Part of a data file
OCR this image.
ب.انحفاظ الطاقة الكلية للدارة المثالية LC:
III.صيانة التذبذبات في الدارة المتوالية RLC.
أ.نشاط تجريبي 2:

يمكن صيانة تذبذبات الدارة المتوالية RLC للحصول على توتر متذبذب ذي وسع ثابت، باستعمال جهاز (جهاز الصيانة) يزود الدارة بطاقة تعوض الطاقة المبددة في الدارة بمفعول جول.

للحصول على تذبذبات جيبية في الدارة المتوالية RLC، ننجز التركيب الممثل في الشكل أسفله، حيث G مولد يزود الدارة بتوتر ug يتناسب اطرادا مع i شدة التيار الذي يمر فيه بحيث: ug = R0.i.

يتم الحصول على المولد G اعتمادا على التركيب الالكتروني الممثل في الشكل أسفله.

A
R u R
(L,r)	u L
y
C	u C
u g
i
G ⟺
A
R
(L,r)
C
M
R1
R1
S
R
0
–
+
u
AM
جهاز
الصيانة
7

**WORK INSTRUCTIONS:** Copy out each line of the data where the string "التركيب" appears.

**TASK RESPONSE:**
للحصول على تذبذبات جيبية في الدارة المتوالية RLC، ننجز التركيب الممثل في الشكل أسفله، حيث G مولد يزود الدارة بتوتر ug يتناسب اطرادا مع i شدة التيار الذي يمر فيه بحيث: ug = R0.i.
يتم الحصول على المولد G اعتمادا على التركيب الالكتروني الممثل في الشكل أسفله.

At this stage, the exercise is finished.